begin INPUT

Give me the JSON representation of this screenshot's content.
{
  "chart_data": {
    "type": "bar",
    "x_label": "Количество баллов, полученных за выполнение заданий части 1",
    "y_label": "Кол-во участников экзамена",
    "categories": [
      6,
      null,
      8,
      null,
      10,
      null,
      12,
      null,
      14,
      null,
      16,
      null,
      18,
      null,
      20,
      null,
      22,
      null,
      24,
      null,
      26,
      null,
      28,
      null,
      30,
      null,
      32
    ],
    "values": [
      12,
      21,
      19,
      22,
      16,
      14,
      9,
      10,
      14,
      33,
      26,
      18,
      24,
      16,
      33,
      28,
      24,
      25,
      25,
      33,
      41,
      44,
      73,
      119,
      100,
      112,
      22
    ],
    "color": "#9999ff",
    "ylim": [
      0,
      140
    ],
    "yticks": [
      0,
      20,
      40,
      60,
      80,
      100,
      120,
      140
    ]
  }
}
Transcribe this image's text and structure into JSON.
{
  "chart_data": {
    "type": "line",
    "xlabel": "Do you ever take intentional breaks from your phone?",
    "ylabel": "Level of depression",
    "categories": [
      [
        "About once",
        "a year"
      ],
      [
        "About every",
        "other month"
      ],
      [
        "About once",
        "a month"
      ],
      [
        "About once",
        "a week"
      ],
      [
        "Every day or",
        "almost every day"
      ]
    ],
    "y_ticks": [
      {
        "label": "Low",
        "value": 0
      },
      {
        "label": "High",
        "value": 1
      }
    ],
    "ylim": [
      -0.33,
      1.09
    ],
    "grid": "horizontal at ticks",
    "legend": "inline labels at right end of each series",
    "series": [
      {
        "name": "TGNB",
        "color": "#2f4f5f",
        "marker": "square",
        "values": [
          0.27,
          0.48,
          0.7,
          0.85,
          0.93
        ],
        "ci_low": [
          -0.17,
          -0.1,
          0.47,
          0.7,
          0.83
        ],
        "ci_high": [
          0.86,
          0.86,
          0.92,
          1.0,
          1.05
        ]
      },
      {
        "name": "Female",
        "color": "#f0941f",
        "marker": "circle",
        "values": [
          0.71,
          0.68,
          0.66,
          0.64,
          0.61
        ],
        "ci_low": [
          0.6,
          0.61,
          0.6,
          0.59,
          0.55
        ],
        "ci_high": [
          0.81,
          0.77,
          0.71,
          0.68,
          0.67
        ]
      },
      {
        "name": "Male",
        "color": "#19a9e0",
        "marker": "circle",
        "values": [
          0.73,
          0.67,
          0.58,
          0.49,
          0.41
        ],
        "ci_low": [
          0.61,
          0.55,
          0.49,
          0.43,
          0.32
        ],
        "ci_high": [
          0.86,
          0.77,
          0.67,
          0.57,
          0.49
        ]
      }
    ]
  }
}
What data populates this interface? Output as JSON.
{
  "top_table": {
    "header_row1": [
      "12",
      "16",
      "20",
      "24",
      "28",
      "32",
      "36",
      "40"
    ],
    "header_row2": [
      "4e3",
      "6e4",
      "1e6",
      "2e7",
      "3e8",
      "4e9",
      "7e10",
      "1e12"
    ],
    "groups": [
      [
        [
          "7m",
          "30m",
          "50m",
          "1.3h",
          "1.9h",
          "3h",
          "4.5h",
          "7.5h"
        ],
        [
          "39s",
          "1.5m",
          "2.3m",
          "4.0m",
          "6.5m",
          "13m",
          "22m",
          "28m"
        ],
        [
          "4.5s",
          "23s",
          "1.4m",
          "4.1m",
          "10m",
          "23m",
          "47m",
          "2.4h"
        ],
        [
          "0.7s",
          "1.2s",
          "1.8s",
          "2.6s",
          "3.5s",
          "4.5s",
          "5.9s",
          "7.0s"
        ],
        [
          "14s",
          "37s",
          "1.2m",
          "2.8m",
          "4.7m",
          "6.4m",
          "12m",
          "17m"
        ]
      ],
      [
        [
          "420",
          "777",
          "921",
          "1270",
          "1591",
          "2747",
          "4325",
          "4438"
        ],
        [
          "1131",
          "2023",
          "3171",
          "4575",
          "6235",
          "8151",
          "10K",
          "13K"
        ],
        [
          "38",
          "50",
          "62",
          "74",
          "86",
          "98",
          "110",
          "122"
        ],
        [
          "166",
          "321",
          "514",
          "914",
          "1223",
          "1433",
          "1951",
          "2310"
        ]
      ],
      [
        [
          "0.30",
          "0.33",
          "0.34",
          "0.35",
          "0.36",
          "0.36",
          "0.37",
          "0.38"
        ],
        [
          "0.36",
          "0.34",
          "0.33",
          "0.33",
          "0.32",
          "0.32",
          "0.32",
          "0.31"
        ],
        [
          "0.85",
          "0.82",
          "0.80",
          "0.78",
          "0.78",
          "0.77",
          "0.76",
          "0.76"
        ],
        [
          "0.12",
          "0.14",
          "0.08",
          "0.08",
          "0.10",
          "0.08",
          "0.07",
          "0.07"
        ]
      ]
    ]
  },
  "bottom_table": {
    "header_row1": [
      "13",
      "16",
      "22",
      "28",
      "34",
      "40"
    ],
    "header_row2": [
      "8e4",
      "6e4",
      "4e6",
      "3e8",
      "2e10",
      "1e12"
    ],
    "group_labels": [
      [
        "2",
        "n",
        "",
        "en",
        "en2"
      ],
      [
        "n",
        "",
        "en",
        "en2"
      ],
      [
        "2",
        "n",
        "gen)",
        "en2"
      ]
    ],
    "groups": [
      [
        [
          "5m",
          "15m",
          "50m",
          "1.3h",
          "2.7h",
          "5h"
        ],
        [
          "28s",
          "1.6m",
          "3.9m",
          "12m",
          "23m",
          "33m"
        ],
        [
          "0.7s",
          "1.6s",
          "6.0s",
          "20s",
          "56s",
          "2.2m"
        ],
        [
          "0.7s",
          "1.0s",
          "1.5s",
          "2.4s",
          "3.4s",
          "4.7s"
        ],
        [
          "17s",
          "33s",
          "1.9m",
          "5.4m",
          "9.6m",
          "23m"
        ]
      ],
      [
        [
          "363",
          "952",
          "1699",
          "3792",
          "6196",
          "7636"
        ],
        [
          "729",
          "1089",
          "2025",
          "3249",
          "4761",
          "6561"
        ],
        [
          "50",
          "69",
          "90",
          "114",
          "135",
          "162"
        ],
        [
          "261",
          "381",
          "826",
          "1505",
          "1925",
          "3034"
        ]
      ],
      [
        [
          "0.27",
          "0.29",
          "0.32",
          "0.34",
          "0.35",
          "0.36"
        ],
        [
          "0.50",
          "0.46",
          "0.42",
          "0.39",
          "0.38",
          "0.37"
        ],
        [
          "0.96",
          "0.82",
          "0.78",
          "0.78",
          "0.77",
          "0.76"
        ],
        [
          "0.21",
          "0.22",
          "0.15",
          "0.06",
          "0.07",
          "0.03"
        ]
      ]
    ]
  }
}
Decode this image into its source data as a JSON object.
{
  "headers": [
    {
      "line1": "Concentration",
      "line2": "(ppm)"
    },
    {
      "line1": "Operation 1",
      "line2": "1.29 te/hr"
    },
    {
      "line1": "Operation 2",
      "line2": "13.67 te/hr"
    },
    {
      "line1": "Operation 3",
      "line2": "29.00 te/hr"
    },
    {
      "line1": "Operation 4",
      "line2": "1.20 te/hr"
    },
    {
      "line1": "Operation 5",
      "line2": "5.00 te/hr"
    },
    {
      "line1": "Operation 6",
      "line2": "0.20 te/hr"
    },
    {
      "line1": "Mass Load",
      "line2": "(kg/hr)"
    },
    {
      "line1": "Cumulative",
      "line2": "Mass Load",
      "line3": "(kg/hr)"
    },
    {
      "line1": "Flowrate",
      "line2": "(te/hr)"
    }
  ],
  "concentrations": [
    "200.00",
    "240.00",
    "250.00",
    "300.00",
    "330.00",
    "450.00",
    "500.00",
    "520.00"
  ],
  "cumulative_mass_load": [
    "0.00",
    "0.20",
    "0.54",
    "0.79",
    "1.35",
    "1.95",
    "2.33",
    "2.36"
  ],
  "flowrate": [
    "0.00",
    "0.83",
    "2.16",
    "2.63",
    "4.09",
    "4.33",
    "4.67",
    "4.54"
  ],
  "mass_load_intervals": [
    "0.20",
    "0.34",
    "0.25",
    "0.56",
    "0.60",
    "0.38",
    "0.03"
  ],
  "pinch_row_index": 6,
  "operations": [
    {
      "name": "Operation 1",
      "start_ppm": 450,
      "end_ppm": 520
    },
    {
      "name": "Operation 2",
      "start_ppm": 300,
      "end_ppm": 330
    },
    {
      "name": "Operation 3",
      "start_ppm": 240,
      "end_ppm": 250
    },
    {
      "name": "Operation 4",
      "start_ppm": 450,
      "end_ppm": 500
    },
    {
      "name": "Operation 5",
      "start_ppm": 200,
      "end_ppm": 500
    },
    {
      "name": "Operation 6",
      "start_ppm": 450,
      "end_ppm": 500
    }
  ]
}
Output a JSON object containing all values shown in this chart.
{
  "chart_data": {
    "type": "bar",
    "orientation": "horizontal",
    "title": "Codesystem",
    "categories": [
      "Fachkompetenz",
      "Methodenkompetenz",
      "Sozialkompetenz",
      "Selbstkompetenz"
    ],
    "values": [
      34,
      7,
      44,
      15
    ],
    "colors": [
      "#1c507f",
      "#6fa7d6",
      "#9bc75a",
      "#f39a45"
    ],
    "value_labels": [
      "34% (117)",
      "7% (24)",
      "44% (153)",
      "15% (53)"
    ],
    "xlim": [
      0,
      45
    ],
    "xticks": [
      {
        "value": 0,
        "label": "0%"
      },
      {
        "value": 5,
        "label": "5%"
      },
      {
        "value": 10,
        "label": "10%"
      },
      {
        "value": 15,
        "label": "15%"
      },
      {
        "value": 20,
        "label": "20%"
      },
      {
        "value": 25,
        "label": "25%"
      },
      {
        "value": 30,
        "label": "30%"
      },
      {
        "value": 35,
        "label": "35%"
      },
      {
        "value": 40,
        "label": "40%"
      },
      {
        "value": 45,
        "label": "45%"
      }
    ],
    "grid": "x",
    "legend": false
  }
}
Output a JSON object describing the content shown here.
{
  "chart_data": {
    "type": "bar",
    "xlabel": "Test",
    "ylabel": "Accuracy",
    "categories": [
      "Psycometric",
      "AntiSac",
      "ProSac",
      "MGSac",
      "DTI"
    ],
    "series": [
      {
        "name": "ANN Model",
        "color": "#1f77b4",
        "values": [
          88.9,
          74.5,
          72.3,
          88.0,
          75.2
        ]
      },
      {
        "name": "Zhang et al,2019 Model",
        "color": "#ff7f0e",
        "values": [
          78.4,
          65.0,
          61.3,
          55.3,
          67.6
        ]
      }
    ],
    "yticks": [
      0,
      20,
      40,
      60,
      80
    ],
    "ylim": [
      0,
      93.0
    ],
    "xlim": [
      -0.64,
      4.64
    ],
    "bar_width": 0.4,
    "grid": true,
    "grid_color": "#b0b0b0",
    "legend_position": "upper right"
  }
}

end INPUT

Find every line in the entries that includes the word "xlabel", then state how many there are and nothing else.

▸ EXERCISE RESPONSE
2